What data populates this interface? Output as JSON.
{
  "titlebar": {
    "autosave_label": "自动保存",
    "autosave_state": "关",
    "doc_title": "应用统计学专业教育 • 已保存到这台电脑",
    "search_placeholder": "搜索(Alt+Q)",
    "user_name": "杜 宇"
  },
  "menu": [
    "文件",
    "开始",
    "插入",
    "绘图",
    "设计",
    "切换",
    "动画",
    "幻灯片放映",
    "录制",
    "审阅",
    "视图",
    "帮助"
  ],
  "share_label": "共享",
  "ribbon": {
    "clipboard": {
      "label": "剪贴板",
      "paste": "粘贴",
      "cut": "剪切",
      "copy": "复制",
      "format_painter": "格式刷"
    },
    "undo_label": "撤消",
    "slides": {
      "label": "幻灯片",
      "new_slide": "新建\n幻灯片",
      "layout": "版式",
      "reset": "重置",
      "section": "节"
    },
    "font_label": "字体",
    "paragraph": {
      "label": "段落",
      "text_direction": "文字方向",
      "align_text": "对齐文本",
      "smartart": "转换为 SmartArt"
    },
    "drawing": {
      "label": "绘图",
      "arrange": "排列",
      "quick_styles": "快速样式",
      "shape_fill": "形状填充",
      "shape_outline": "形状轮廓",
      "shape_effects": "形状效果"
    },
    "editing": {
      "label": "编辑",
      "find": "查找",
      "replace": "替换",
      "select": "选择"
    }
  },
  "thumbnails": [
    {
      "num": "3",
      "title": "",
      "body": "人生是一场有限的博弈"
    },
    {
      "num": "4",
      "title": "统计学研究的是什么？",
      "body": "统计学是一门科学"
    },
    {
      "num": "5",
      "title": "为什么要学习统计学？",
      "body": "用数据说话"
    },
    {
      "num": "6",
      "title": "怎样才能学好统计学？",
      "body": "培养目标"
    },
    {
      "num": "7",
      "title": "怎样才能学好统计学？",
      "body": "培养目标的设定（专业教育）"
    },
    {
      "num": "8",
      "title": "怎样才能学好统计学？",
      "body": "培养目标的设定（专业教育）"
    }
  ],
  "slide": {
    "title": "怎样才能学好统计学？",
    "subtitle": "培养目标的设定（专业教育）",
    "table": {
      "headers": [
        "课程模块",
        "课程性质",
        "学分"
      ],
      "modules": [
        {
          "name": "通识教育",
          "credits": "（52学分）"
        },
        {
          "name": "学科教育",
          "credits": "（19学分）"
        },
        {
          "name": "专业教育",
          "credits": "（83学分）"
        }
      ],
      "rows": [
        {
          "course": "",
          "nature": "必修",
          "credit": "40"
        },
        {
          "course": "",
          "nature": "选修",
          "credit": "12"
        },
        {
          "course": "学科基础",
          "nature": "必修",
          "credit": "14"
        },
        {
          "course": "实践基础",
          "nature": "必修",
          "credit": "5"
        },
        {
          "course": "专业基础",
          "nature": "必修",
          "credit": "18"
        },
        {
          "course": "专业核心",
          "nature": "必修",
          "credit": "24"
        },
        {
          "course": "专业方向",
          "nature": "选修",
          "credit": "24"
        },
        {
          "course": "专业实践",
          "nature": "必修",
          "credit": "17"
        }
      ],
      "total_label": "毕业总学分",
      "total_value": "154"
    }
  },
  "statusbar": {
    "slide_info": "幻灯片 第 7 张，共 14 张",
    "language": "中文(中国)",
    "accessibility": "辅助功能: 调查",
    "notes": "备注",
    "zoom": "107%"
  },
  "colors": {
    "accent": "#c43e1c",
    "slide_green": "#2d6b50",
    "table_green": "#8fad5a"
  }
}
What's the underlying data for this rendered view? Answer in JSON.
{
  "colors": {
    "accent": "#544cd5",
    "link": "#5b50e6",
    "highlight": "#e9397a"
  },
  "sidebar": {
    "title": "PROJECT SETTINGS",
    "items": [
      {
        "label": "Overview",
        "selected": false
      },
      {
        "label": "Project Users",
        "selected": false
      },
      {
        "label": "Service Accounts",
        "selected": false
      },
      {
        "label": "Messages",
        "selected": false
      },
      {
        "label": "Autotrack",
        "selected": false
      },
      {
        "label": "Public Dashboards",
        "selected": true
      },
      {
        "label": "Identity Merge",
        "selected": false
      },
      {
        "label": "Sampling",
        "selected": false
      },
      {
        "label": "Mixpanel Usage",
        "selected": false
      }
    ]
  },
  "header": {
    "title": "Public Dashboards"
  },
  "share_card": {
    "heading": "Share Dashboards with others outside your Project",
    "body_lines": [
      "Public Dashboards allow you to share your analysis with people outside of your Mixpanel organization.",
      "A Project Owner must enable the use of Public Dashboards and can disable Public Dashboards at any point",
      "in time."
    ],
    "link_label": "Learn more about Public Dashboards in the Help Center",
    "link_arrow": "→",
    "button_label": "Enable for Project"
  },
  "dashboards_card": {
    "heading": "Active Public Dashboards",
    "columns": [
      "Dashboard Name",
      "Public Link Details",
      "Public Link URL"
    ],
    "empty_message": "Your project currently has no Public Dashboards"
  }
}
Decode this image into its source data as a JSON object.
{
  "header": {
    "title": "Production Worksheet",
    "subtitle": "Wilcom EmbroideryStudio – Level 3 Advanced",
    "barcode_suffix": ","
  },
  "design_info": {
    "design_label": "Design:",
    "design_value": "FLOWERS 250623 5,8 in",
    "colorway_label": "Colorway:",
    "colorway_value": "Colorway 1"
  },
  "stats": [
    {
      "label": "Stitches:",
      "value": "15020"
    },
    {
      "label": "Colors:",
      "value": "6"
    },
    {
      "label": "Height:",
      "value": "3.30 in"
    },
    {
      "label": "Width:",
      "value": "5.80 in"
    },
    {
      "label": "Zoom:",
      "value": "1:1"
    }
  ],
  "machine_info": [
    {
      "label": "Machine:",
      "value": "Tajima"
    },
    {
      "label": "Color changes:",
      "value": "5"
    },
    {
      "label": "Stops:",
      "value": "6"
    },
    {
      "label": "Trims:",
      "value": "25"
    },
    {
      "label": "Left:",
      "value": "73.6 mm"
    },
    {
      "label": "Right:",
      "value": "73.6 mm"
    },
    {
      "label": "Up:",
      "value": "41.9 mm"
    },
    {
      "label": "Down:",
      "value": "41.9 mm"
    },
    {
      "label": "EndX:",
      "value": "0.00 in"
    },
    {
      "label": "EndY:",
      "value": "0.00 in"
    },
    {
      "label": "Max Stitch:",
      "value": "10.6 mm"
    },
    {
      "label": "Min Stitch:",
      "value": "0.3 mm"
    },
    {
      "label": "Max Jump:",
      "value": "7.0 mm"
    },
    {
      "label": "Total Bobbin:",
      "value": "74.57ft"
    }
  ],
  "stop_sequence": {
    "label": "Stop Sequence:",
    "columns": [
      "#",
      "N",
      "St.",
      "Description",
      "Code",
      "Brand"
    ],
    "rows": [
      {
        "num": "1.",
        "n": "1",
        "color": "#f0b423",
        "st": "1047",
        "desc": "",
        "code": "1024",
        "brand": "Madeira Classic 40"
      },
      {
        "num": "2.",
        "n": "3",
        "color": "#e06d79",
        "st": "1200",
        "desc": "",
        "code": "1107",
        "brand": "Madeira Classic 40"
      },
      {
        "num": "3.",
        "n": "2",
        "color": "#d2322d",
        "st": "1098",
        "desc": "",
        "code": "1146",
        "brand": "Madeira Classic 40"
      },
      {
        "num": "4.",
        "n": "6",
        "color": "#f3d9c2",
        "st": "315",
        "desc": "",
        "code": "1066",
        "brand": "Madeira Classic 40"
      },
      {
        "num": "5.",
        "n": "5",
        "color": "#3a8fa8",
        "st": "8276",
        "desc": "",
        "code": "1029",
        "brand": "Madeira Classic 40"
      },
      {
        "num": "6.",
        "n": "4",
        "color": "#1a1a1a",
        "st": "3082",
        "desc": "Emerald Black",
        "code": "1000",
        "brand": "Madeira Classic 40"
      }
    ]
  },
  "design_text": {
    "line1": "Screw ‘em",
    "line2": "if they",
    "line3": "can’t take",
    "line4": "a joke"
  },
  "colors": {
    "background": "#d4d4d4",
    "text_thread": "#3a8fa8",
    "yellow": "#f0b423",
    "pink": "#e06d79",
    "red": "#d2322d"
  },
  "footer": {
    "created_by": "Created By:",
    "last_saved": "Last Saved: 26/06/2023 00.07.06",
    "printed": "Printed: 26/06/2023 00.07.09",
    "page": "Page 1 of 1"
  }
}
----
Scan the material above for the string "What" and report each line where you find it.

Task answer:
What data populates this interface? Output as JSON.
What's the underlying data for this rendered view? Answer in JSON.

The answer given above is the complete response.